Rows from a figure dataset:
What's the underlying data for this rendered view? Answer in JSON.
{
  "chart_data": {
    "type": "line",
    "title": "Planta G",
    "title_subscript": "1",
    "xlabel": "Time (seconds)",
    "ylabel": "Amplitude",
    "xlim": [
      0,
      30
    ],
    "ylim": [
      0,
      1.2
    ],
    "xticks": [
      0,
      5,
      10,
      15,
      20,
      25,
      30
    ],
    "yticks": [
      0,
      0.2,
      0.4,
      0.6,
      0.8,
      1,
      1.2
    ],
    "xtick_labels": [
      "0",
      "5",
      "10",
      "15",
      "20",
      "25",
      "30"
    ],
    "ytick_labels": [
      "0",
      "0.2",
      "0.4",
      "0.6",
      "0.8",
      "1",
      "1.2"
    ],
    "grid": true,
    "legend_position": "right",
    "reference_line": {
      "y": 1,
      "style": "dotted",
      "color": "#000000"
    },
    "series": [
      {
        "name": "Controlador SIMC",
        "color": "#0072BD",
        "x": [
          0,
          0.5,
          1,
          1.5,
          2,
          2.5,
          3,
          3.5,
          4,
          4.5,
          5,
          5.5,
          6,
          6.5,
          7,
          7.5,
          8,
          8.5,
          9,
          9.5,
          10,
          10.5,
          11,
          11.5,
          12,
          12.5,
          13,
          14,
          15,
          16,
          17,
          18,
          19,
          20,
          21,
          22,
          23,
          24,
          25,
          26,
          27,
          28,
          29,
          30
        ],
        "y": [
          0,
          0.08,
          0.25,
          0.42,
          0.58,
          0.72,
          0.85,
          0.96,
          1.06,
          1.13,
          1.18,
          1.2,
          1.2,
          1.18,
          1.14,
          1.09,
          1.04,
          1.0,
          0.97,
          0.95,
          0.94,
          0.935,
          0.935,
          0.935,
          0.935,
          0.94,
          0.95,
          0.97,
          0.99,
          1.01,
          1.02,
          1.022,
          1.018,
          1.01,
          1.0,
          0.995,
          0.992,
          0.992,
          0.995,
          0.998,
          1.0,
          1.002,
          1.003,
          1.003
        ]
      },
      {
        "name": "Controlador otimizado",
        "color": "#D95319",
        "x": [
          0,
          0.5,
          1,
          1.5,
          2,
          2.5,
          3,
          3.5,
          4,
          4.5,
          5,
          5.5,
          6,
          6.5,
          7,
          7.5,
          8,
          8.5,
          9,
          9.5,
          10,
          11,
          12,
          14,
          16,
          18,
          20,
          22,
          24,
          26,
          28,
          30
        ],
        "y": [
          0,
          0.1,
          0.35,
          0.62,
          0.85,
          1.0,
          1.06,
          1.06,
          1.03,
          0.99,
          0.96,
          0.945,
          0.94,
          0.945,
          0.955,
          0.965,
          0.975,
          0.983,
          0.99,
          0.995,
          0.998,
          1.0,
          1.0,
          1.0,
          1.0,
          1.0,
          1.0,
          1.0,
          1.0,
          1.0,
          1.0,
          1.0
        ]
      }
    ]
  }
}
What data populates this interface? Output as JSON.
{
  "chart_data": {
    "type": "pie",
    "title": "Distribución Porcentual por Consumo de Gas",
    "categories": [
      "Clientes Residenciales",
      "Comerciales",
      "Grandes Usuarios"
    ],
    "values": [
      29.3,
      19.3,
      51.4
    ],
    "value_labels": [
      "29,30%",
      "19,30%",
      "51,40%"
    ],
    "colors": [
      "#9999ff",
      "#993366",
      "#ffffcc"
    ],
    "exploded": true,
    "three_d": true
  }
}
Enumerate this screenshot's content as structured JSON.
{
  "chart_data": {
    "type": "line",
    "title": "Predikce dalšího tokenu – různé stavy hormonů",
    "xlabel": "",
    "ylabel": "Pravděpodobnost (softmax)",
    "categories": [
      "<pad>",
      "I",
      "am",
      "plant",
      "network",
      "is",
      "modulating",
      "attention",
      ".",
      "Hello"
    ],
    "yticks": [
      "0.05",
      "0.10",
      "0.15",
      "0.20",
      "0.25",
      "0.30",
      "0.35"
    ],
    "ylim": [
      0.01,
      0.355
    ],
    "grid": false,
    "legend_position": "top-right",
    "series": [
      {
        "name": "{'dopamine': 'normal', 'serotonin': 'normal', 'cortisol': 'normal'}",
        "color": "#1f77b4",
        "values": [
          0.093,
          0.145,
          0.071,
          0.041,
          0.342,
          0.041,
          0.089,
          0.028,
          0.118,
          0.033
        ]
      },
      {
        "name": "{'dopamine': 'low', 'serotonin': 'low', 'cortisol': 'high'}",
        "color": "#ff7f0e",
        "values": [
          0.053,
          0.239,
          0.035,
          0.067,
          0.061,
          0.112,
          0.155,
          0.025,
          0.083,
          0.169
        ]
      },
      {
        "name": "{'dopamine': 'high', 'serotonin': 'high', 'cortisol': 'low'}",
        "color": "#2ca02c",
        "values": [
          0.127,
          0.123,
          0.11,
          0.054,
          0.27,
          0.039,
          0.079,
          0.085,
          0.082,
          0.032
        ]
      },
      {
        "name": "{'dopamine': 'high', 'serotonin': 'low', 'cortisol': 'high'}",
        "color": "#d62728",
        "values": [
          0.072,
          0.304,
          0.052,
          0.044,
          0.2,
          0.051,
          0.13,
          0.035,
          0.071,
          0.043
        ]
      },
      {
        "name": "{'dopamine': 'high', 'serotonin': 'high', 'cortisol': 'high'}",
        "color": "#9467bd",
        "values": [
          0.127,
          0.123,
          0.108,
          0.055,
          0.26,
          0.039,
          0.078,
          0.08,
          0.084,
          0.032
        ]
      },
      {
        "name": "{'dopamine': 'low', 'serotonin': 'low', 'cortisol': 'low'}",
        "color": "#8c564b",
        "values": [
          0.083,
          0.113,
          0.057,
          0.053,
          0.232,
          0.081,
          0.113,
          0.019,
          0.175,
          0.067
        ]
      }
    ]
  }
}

> **What is required**
Output the records above in their entirety, exactly.

> **Response for this exercise**
What's the underlying data for this rendered view? Answer in JSON.
{
  "chart_data": {
    "type": "line",
    "title": "Planta G",
    "title_subscript": "1",
    "xlabel": "Time (seconds)",
    "ylabel": "Amplitude",
    "xlim": [
      0,
      30
    ],
    "ylim": [
      0,
      1.2
    ],
    "xticks": [
      0,
      5,
      10,
      15,
      20,
      25,
      30
    ],
    "yticks": [
      0,
      0.2,
      0.4,
      0.6,
      0.8,
      1,
      1.2
    ],
    "xtick_labels": [
      "0",
      "5",
      "10",
      "15",
      "20",
      "25",
      "30"
    ],
    "ytick_labels": [
      "0",
      "0.2",
      "0.4",
      "0.6",
      "0.8",
      "1",
      "1.2"
    ],
    "grid": true,
    "legend_position": "right",
    "reference_line": {
      "y": 1,
      "style": "dotted",
      "color": "#000000"
    },
    "series": [
      {
        "name": "Controlador SIMC",
        "color": "#0072BD",
        "x": [
          0,
          0.5,
          1,
          1.5,
          2,
          2.5,
          3,
          3.5,
          4,
          4.5,
          5,
          5.5,
          6,
          6.5,
          7,
          7.5,
          8,
          8.5,
          9,
          9.5,
          10,
          10.5,
          11,
          11.5,
          12,
          12.5,
          13,
          14,
          15,
          16,
          17,
          18,
          19,
          20,
          21,
          22,
          23,
          24,
          25,
          26,
          27,
          28,
          29,
          30
        ],
        "y": [
          0,
          0.08,
          0.25,
          0.42,
          0.58,
          0.72,
          0.85,
          0.96,
          1.06,
          1.13,
          1.18,
          1.2,
          1.2,
          1.18,
          1.14,
          1.09,
          1.04,
          1.0,
          0.97,
          0.95,
          0.94,
          0.935,
          0.935,
          0.935,
          0.935,
          0.94,
          0.95,
          0.97,
          0.99,
          1.01,
          1.02,
          1.022,
          1.018,
          1.01,
          1.0,
          0.995,
          0.992,
          0.992,
          0.995,
          0.998,
          1.0,
          1.002,
          1.003,
          1.003
        ]
      },
      {
        "name": "Controlador otimizado",
        "color": "#D95319",
        "x": [
          0,
          0.5,
          1,
          1.5,
          2,
          2.5,
          3,
          3.5,
          4,
          4.5,
          5,
          5.5,
          6,
          6.5,
          7,
          7.5,
          8,
          8.5,
          9,
          9.5,
          10,
          11,
          12,
          14,
          16,
          18,
          20,
          22,
          24,
          26,
          28,
          30
        ],
        "y": [
          0,
          0.1,
          0.35,
          0.62,
          0.85,
          1.0,
          1.06,
          1.06,
          1.03,
          0.99,
          0.96,
          0.945,
          0.94,
          0.945,
          0.955,
          0.965,
          0.975,
          0.983,
          0.99,
          0.995,
          0.998,
          1.0,
          1.0,
          1.0,
          1.0,
          1.0,
          1.0,
          1.0,
          1.0,
          1.0,
          1.0,
          1.0
        ]
      }
    ]
  }
}
What data populates this interface? Output as JSON.
{
  "chart_data": {
    "type": "pie",
    "title": "Distribución Porcentual por Consumo de Gas",
    "categories": [
      "Clientes Residenciales",
      "Comerciales",
      "Grandes Usuarios"
    ],
    "values": [
      29.3,
      19.3,
      51.4
    ],
    "value_labels": [
      "29,30%",
      "19,30%",
      "51,40%"
    ],
    "colors": [
      "#9999ff",
      "#993366",
      "#ffffcc"
    ],
    "exploded": true,
    "three_d": true
  }
}
Enumerate this screenshot's content as structured JSON.
{
  "chart_data": {
    "type": "line",
    "title": "Predikce dalšího tokenu – různé stavy hormonů",
    "xlabel": "",
    "ylabel": "Pravděpodobnost (softmax)",
    "categories": [
      "<pad>",
      "I",
      "am",
      "plant",
      "network",
      "is",
      "modulating",
      "attention",
      ".",
      "Hello"
    ],
    "yticks": [
      "0.05",
      "0.10",
      "0.15",
      "0.20",
      "0.25",
      "0.30",
      "0.35"
    ],
    "ylim": [
      0.01,
      0.355
    ],
    "grid": false,
    "legend_position": "top-right",
    "series": [
      {
        "name": "{'dopamine': 'normal', 'serotonin': 'normal', 'cortisol': 'normal'}",
        "color": "#1f77b4",
        "values": [
          0.093,
          0.145,
          0.071,
          0.041,
          0.342,
          0.041,
          0.089,
          0.028,
          0.118,
          0.033
        ]
      },
      {
        "name": "{'dopamine': 'low', 'serotonin': 'low', 'cortisol': 'high'}",
        "color": "#ff7f0e",
        "values": [
          0.053,
          0.239,
          0.035,
          0.067,
          0.061,
          0.112,
          0.155,
          0.025,
          0.083,
          0.169
        ]
      },
      {
        "name": "{'dopamine': 'high', 'serotonin': 'high', 'cortisol': 'low'}",
        "color": "#2ca02c",
        "values": [
          0.127,
          0.123,
          0.11,
          0.054,
          0.27,
          0.039,
          0.079,
          0.085,
          0.082,
          0.032
        ]
      },
      {
        "name": "{'dopamine': 'high', 'serotonin': 'low', 'cortisol': 'high'}",
        "color": "#d62728",
        "values": [
          0.072,
          0.304,
          0.052,
          0.044,
          0.2,
          0.051,
          0.13,
          0.035,
          0.071,
          0.043
        ]
      },
      {
        "name": "{'dopamine': 'high', 'serotonin': 'high', 'cortisol': 'high'}",
        "color": "#9467bd",
        "values": [
          0.127,
          0.123,
          0.108,
          0.055,
          0.26,
          0.039,
          0.078,
          0.08,
          0.084,
          0.032
        ]
      },
      {
        "name": "{'dopamine': 'low', 'serotonin': 'low', 'cortisol': 'low'}",
        "color": "#8c564b",
        "values": [
          0.083,
          0.113,
          0.057,
          0.053,
          0.232,
          0.081,
          0.113,
          0.019,
          0.175,
          0.067
        ]
      }
    ]
  }
}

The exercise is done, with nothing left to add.